Count lines with the string "left" in them. State the number alone.

- [Dataset excerpt]:
•••

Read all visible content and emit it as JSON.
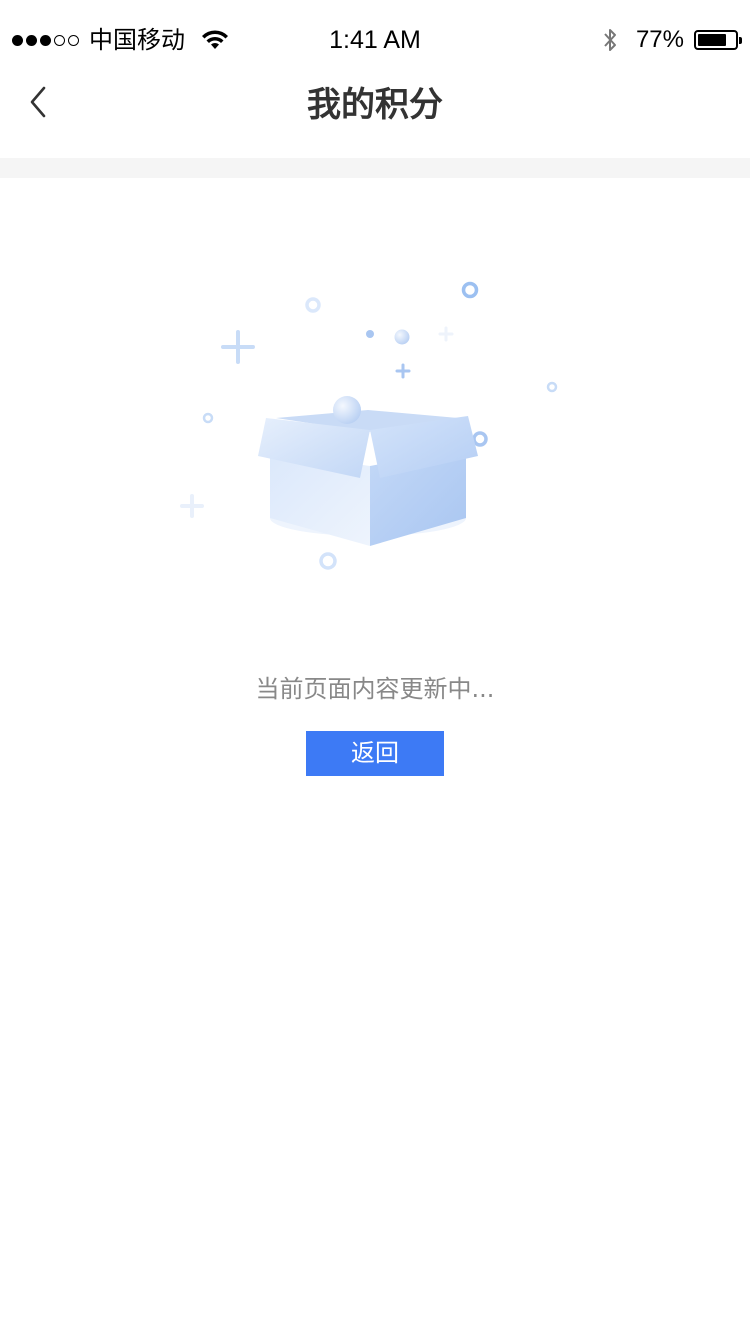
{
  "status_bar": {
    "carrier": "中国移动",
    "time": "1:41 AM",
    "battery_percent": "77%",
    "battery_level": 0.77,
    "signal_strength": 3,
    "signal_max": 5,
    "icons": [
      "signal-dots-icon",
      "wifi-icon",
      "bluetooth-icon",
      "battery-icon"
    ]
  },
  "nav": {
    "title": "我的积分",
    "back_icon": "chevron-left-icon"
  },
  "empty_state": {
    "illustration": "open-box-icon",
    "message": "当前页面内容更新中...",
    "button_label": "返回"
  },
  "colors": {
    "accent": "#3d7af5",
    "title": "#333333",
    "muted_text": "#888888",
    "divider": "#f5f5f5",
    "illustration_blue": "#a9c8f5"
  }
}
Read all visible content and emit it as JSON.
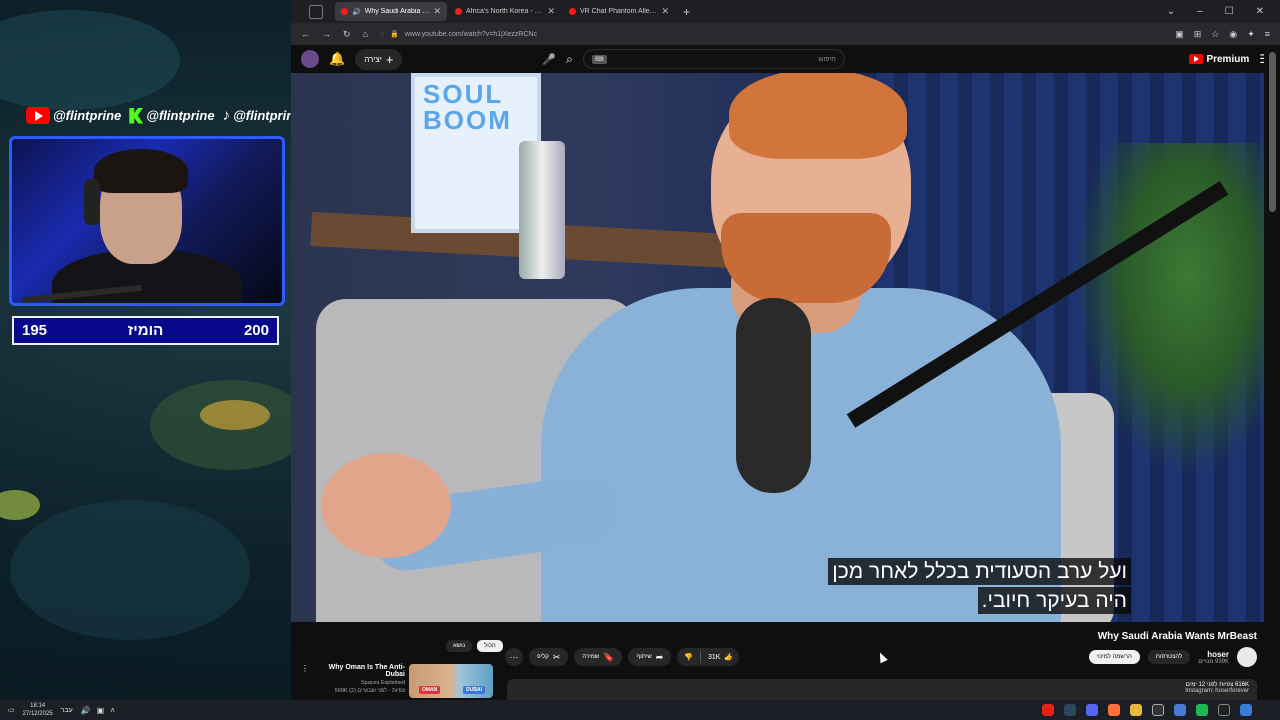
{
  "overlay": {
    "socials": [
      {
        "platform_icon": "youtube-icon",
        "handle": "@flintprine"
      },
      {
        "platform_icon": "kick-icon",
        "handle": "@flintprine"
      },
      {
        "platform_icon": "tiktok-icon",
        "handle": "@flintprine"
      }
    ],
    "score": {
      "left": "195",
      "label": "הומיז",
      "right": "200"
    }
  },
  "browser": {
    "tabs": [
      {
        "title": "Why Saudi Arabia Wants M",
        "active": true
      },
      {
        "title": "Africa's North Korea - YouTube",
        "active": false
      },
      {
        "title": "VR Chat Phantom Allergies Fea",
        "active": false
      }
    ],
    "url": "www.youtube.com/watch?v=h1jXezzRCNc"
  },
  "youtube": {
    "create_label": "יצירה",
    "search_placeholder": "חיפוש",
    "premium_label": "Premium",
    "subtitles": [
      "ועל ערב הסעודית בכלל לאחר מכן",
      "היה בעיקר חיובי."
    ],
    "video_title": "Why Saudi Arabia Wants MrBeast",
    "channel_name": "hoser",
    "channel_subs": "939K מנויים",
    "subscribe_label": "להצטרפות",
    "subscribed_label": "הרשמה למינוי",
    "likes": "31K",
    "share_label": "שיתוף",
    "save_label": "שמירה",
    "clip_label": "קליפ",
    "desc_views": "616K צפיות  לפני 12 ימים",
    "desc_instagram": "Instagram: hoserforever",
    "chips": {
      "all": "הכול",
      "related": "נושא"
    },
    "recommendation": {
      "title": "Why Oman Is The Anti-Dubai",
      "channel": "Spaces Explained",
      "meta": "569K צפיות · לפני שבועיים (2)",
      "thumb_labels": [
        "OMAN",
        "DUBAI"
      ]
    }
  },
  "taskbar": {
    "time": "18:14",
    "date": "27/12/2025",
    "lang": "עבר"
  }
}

•••

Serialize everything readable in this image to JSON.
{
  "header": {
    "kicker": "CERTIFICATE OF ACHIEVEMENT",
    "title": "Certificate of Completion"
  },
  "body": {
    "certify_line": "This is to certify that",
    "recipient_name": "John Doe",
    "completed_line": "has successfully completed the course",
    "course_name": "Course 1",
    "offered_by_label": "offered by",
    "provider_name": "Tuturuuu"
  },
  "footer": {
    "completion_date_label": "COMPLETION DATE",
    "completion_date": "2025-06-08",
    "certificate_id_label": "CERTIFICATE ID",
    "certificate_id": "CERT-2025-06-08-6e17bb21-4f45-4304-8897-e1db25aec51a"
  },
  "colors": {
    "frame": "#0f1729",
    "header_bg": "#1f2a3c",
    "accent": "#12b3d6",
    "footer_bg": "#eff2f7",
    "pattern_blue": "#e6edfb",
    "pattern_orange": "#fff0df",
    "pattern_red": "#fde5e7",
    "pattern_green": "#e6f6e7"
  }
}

•••

- [The completed task]: 2